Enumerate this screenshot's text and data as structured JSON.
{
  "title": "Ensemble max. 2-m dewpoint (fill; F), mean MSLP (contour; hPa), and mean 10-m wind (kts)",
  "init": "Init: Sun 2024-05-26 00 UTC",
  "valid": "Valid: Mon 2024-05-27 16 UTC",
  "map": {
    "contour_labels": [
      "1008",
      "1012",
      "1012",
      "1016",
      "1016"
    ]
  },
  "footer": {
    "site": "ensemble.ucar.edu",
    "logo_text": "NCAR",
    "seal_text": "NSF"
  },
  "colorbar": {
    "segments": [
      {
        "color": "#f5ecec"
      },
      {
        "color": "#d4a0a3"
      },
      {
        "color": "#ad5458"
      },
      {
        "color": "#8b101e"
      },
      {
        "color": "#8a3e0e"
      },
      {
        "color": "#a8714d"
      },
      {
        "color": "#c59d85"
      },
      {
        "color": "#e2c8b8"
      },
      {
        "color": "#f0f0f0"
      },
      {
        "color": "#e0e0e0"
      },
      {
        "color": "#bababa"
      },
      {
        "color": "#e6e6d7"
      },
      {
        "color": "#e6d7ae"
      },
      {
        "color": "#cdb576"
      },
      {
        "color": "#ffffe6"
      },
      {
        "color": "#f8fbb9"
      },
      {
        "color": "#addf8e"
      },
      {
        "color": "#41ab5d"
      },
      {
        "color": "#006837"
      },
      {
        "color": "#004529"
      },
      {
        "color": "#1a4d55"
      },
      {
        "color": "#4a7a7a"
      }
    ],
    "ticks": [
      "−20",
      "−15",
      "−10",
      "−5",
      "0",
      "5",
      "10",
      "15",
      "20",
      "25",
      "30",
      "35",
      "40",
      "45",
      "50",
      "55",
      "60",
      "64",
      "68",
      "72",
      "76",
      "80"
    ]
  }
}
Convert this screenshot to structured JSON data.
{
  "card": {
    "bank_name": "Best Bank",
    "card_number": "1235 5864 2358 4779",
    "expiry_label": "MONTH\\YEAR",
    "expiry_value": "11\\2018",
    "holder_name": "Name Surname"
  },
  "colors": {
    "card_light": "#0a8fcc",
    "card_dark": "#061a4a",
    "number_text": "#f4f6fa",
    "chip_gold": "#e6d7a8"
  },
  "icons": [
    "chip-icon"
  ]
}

TASK PROMPT
From the entries above, list each line with "JSON" in it.

ANSWER FOR THIS EXERCISE
Enumerate this screenshot's text and data as structured JSON.
Convert this screenshot to structured JSON data.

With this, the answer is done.